→ What you will do: Copy the material from its first line through the line containing "button[interactable]: Back [16, 83, 62, 125]", including both ends, and reproduce each line without any change.

━━━━━━━━━━━━━━━━

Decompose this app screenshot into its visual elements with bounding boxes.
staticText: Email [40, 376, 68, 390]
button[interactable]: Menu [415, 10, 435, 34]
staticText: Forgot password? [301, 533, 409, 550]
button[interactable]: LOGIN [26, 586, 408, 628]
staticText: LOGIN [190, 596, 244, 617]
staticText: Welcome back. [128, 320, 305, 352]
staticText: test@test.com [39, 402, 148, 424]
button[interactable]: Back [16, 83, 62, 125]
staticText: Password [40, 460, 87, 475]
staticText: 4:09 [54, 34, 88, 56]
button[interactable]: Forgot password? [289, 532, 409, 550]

━━━━━━━━━━━━━━━━

→ Solution to the problem:
Decompose this app screenshot into its visual elements with bounding boxes.
staticText: Email [40, 376, 68, 390]
button[interactable]: Menu [415, 10, 435, 34]
staticText: Forgot password? [301, 533, 409, 550]
button[interactable]: LOGIN [26, 586, 408, 628]
staticText: LOGIN [190, 596, 244, 617]
staticText: Welcome back. [128, 320, 305, 352]
staticText: test@test.com [39, 402, 148, 424]
button[interactable]: Back [16, 83, 62, 125]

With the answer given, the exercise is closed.